◆ **Task to carry out**: Omit any picture, and return the remaining data exactly as written.
···
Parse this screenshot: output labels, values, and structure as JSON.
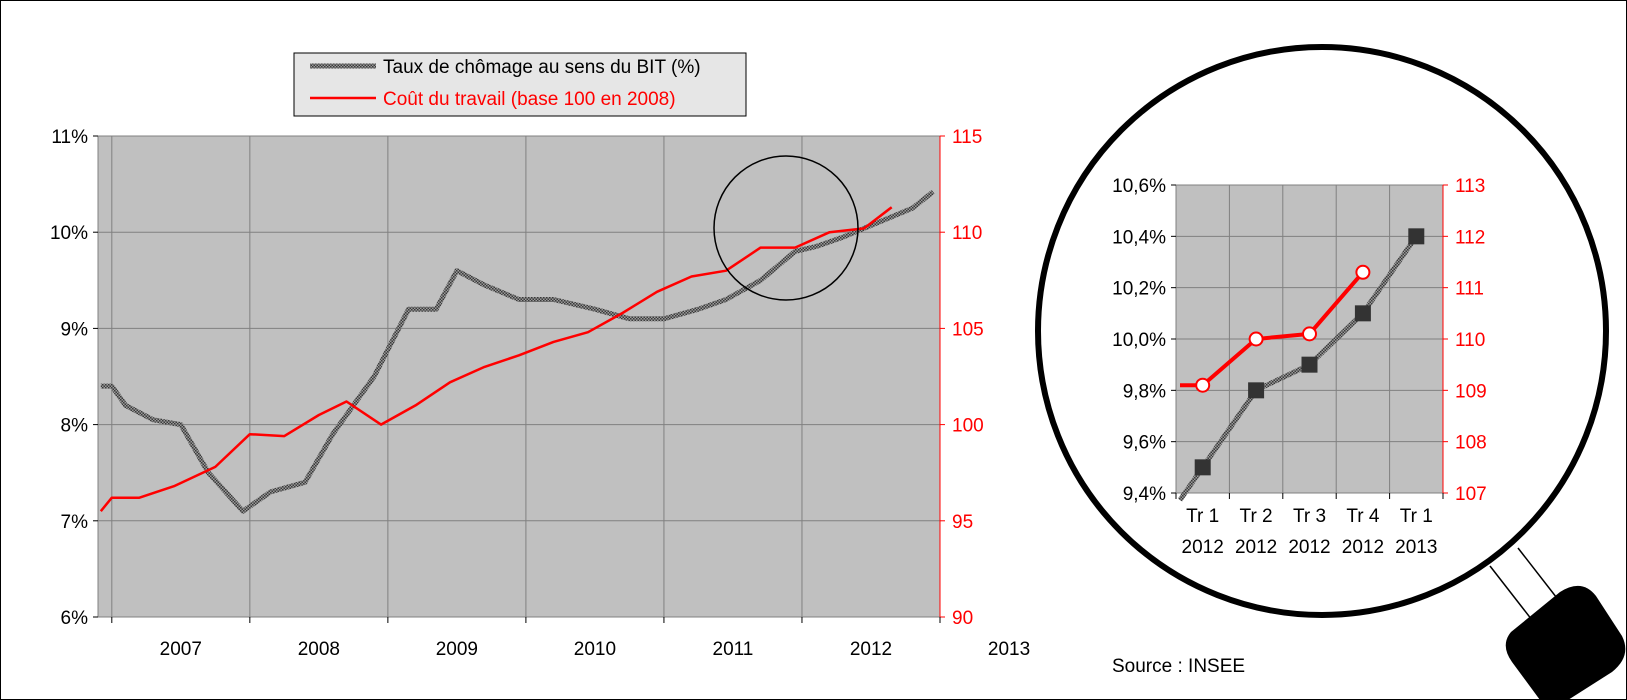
{
  "source": "Source : INSEE",
  "colors": {
    "unemployment": "#555555",
    "labor_cost": "#ff0000",
    "plot_bg": "#c0c0c0",
    "grid": "#808080",
    "marker_unemployment": "#333333"
  },
  "chart_data": [
    {
      "type": "line",
      "title": "",
      "legend": {
        "placement": "top-center",
        "entries": [
          "Taux de chômage au sens du BIT (%)",
          "Coût du travail (base 100 en 2008)"
        ]
      },
      "grid": true,
      "x_categories": [
        "2007",
        "2008",
        "2009",
        "2010",
        "2011",
        "2012",
        "2013"
      ],
      "xlim": [
        2006.9,
        2013.0
      ],
      "y_left": {
        "ticks": [
          "6%",
          "7%",
          "8%",
          "9%",
          "10%",
          "11%"
        ],
        "lim": [
          6,
          11
        ]
      },
      "y_right": {
        "ticks": [
          "90",
          "95",
          "100",
          "105",
          "110",
          "115"
        ],
        "lim": [
          90,
          115
        ]
      },
      "series": [
        {
          "name": "Taux de chômage au sens du BIT (%)",
          "axis": "left",
          "x": [
            2006.92,
            2007.0,
            2007.1,
            2007.3,
            2007.5,
            2007.7,
            2007.95,
            2008.15,
            2008.4,
            2008.6,
            2008.9,
            2009.15,
            2009.35,
            2009.5,
            2009.7,
            2009.95,
            2010.2,
            2010.5,
            2010.75,
            2011.0,
            2011.25,
            2011.45,
            2011.7,
            2011.95,
            2012.1,
            2012.3,
            2012.55,
            2012.8,
            2012.95
          ],
          "y": [
            8.4,
            8.4,
            8.2,
            8.05,
            8.0,
            7.5,
            7.1,
            7.3,
            7.4,
            7.9,
            8.5,
            9.2,
            9.2,
            9.6,
            9.45,
            9.3,
            9.3,
            9.2,
            9.1,
            9.1,
            9.2,
            9.3,
            9.5,
            9.8,
            9.85,
            9.95,
            10.1,
            10.25,
            10.42
          ]
        },
        {
          "name": "Coût du travail (base 100 en 2008)",
          "axis": "right",
          "x": [
            2006.92,
            2007.0,
            2007.2,
            2007.45,
            2007.75,
            2008.0,
            2008.25,
            2008.5,
            2008.7,
            2008.95,
            2009.2,
            2009.45,
            2009.7,
            2009.95,
            2010.2,
            2010.45,
            2010.7,
            2010.95,
            2011.2,
            2011.45,
            2011.7,
            2011.95,
            2012.2,
            2012.45,
            2012.65
          ],
          "y": [
            95.5,
            96.2,
            96.2,
            96.8,
            97.8,
            99.5,
            99.4,
            100.5,
            101.2,
            100.0,
            101.0,
            102.2,
            103.0,
            103.6,
            104.3,
            104.8,
            105.8,
            106.9,
            107.7,
            108.0,
            109.2,
            109.2,
            110.0,
            110.2,
            111.3
          ]
        }
      ]
    },
    {
      "type": "line",
      "title": "",
      "grid": true,
      "categories": [
        "Tr 1\n2012",
        "Tr 2\n2012",
        "Tr 3\n2012",
        "Tr 4\n2012",
        "Tr 1\n2013"
      ],
      "category_lines": [
        [
          "Tr 1",
          "2012"
        ],
        [
          "Tr 2",
          "2012"
        ],
        [
          "Tr 3",
          "2012"
        ],
        [
          "Tr 4",
          "2012"
        ],
        [
          "Tr 1",
          "2013"
        ]
      ],
      "y_left": {
        "ticks": [
          "9,4%",
          "9,6%",
          "9,8%",
          "10,0%",
          "10,2%",
          "10,4%",
          "10,6%"
        ],
        "lim": [
          9.4,
          10.6
        ]
      },
      "y_right": {
        "ticks": [
          "107",
          "108",
          "109",
          "110",
          "111",
          "112",
          "113"
        ],
        "lim": [
          107,
          113
        ]
      },
      "series": [
        {
          "name": "Taux de chômage au sens du BIT (%)",
          "axis": "left",
          "values": [
            9.5,
            9.8,
            9.9,
            10.1,
            10.4
          ]
        },
        {
          "name": "Coût du travail (base 100 en 2008)",
          "axis": "right",
          "values": [
            109.1,
            110.0,
            110.1,
            111.3,
            null
          ]
        }
      ]
    }
  ]
}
···
◆ **Result for this task**:
Parse this screenshot: output labels, values, and structure as JSON.
{
  "source": "Source : INSEE",
  "colors": {
    "unemployment": "#555555",
    "labor_cost": "#ff0000",
    "plot_bg": "#c0c0c0",
    "grid": "#808080",
    "marker_unemployment": "#333333"
  },
  "chart_data": [
    {
      "type": "line",
      "title": "",
      "legend": {
        "placement": "top-center",
        "entries": [
          "Taux de chômage au sens du BIT (%)",
          "Coût du travail (base 100 en 2008)"
        ]
      },
      "grid": true,
      "x_categories": [
        "2007",
        "2008",
        "2009",
        "2010",
        "2011",
        "2012",
        "2013"
      ],
      "xlim": [
        2006.9,
        2013.0
      ],
      "y_left": {
        "ticks": [
          "6%",
          "7%",
          "8%",
          "9%",
          "10%",
          "11%"
        ],
        "lim": [
          6,
          11
        ]
      },
      "y_right": {
        "ticks": [
          "90",
          "95",
          "100",
          "105",
          "110",
          "115"
        ],
        "lim": [
          90,
          115
        ]
      },
      "series": [
        {
          "name": "Taux de chômage au sens du BIT (%)",
          "axis": "left",
          "x": [
            2006.92,
            2007.0,
            2007.1,
            2007.3,
            2007.5,
            2007.7,
            2007.95,
            2008.15,
            2008.4,
            2008.6,
            2008.9,
            2009.15,
            2009.35,
            2009.5,
            2009.7,
            2009.95,
            2010.2,
            2010.5,
            2010.75,
            2011.0,
            2011.25,
            2011.45,
            2011.7,
            2011.95,
            2012.1,
            2012.3,
            2012.55,
            2012.8,
            2012.95
          ],
          "y": [
            8.4,
            8.4,
            8.2,
            8.05,
            8.0,
            7.5,
            7.1,
            7.3,
            7.4,
            7.9,
            8.5,
            9.2,
            9.2,
            9.6,
            9.45,
            9.3,
            9.3,
            9.2,
            9.1,
            9.1,
            9.2,
            9.3,
            9.5,
            9.8,
            9.85,
            9.95,
            10.1,
            10.25,
            10.42
          ]
        },
        {
          "name": "Coût du travail (base 100 en 2008)",
          "axis": "right",
          "x": [
            2006.92,
            2007.0,
            2007.2,
            2007.45,
            2007.75,
            2008.0,
            2008.25,
            2008.5,
            2008.7,
            2008.95,
            2009.2,
            2009.45,
            2009.7,
            2009.95,
            2010.2,
            2010.45,
            2010.7,
            2010.95,
            2011.2,
            2011.45,
            2011.7,
            2011.95,
            2012.2,
            2012.45,
            2012.65
          ],
          "y": [
            95.5,
            96.2,
            96.2,
            96.8,
            97.8,
            99.5,
            99.4,
            100.5,
            101.2,
            100.0,
            101.0,
            102.2,
            103.0,
            103.6,
            104.3,
            104.8,
            105.8,
            106.9,
            107.7,
            108.0,
            109.2,
            109.2,
            110.0,
            110.2,
            111.3
          ]
        }
      ]
    },
    {
      "type": "line",
      "title": "",
      "grid": true,
      "categories": [
        "Tr 1\n2012",
        "Tr 2\n2012",
        "Tr 3\n2012",
        "Tr 4\n2012",
        "Tr 1\n2013"
      ],
      "category_lines": [
        [
          "Tr 1",
          "2012"
        ],
        [
          "Tr 2",
          "2012"
        ],
        [
          "Tr 3",
          "2012"
        ],
        [
          "Tr 4",
          "2012"
        ],
        [
          "Tr 1",
          "2013"
        ]
      ],
      "y_left": {
        "ticks": [
          "9,4%",
          "9,6%",
          "9,8%",
          "10,0%",
          "10,2%",
          "10,4%",
          "10,6%"
        ],
        "lim": [
          9.4,
          10.6
        ]
      },
      "y_right": {
        "ticks": [
          "107",
          "108",
          "109",
          "110",
          "111",
          "112",
          "113"
        ],
        "lim": [
          107,
          113
        ]
      },
      "series": [
        {
          "name": "Taux de chômage au sens du BIT (%)",
          "axis": "left",
          "values": [
            9.5,
            9.8,
            9.9,
            10.1,
            10.4
          ]
        },
        {
          "name": "Coût du travail (base 100 en 2008)",
          "axis": "right",
          "values": [
            109.1,
            110.0,
            110.1,
            111.3,
            null
          ]
        }
      ]
    }
  ]
}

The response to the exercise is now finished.